── Data rows

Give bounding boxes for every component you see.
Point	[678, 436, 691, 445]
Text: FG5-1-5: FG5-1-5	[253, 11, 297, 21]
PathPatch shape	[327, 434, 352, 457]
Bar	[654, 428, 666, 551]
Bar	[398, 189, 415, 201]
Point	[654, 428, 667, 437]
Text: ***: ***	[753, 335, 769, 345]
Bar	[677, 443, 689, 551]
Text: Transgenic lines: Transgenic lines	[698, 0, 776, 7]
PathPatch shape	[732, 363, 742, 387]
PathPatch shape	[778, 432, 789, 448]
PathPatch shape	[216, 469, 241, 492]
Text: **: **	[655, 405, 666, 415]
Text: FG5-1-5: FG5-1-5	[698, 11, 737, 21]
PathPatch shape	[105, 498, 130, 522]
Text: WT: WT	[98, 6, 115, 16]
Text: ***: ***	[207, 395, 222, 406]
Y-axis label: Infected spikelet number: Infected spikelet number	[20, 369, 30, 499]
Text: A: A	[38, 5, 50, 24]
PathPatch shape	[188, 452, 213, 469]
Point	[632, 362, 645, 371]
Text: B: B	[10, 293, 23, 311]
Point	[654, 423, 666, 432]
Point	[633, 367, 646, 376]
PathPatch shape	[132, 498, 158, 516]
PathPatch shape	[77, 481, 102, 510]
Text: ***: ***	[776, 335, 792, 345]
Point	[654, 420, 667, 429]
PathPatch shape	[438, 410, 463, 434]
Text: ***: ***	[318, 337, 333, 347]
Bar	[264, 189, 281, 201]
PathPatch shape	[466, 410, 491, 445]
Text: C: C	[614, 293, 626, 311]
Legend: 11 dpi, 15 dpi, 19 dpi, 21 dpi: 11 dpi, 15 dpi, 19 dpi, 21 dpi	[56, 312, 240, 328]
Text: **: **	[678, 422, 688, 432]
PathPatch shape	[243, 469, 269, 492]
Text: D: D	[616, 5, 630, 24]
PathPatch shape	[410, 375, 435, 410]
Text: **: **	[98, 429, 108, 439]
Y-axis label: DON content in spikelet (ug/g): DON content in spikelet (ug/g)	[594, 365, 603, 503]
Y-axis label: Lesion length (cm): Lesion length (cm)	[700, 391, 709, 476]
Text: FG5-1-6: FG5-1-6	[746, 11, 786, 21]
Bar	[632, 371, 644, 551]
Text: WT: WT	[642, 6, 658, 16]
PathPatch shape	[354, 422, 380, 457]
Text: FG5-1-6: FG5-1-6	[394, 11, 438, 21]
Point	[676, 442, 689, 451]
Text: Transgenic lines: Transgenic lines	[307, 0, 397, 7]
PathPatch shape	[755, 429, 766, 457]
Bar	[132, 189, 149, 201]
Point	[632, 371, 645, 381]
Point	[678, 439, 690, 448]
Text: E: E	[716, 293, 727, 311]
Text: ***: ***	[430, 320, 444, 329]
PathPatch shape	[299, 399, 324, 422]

────

■ Written problem: Change every "component" in the listing above to "element" and give the lines again with nothing else altered.

■ The answer:
Give bounding boxes for every element you see.
Point	[678, 436, 691, 445]
Text: FG5-1-5: FG5-1-5	[253, 11, 297, 21]
PathPatch shape	[327, 434, 352, 457]
Bar	[654, 428, 666, 551]
Bar	[398, 189, 415, 201]
Point	[654, 428, 667, 437]
Text: ***: ***	[753, 335, 769, 345]
Bar	[677, 443, 689, 551]
Text: Transgenic lines: Transgenic lines	[698, 0, 776, 7]
PathPatch shape	[732, 363, 742, 387]
PathPatch shape	[778, 432, 789, 448]
PathPatch shape	[216, 469, 241, 492]
Text: **: **	[655, 405, 666, 415]
Text: FG5-1-5: FG5-1-5	[698, 11, 737, 21]
PathPatch shape	[105, 498, 130, 522]
Text: WT: WT	[98, 6, 115, 16]
Text: ***: ***	[207, 395, 222, 406]
Y-axis label: Infected spikelet number: Infected spikelet number	[20, 369, 30, 499]
Text: A: A	[38, 5, 50, 24]
PathPatch shape	[188, 452, 213, 469]
Point	[632, 362, 645, 371]
Text: B: B	[10, 293, 23, 311]
Point	[654, 423, 666, 432]
Point	[633, 367, 646, 376]
PathPatch shape	[132, 498, 158, 516]
PathPatch shape	[77, 481, 102, 510]
Text: ***: ***	[776, 335, 792, 345]
Point	[654, 420, 667, 429]
PathPatch shape	[438, 410, 463, 434]
Text: ***: ***	[318, 337, 333, 347]
Bar	[264, 189, 281, 201]
PathPatch shape	[466, 410, 491, 445]
Text: C: C	[614, 293, 626, 311]
Legend: 11 dpi, 15 dpi, 19 dpi, 21 dpi: 11 dpi, 15 dpi, 19 dpi, 21 dpi	[56, 312, 240, 328]
Text: **: **	[678, 422, 688, 432]
PathPatch shape	[243, 469, 269, 492]
Text: D: D	[616, 5, 630, 24]
PathPatch shape	[410, 375, 435, 410]
Text: **: **	[98, 429, 108, 439]
Y-axis label: DON content in spikelet (ug/g): DON content in spikelet (ug/g)	[594, 365, 603, 503]
Y-axis label: Lesion length (cm): Lesion length (cm)	[700, 391, 709, 476]
Text: FG5-1-6: FG5-1-6	[746, 11, 786, 21]
Bar	[632, 371, 644, 551]
Text: WT: WT	[642, 6, 658, 16]
PathPatch shape	[354, 422, 380, 457]
Text: FG5-1-6: FG5-1-6	[394, 11, 438, 21]
Point	[676, 442, 689, 451]
Text: Transgenic lines: Transgenic lines	[307, 0, 397, 7]
PathPatch shape	[755, 429, 766, 457]
Bar	[132, 189, 149, 201]
Point	[632, 371, 645, 381]
Point	[678, 439, 690, 448]
Text: E: E	[716, 293, 727, 311]
Text: ***: ***	[430, 320, 444, 329]
PathPatch shape	[299, 399, 324, 422]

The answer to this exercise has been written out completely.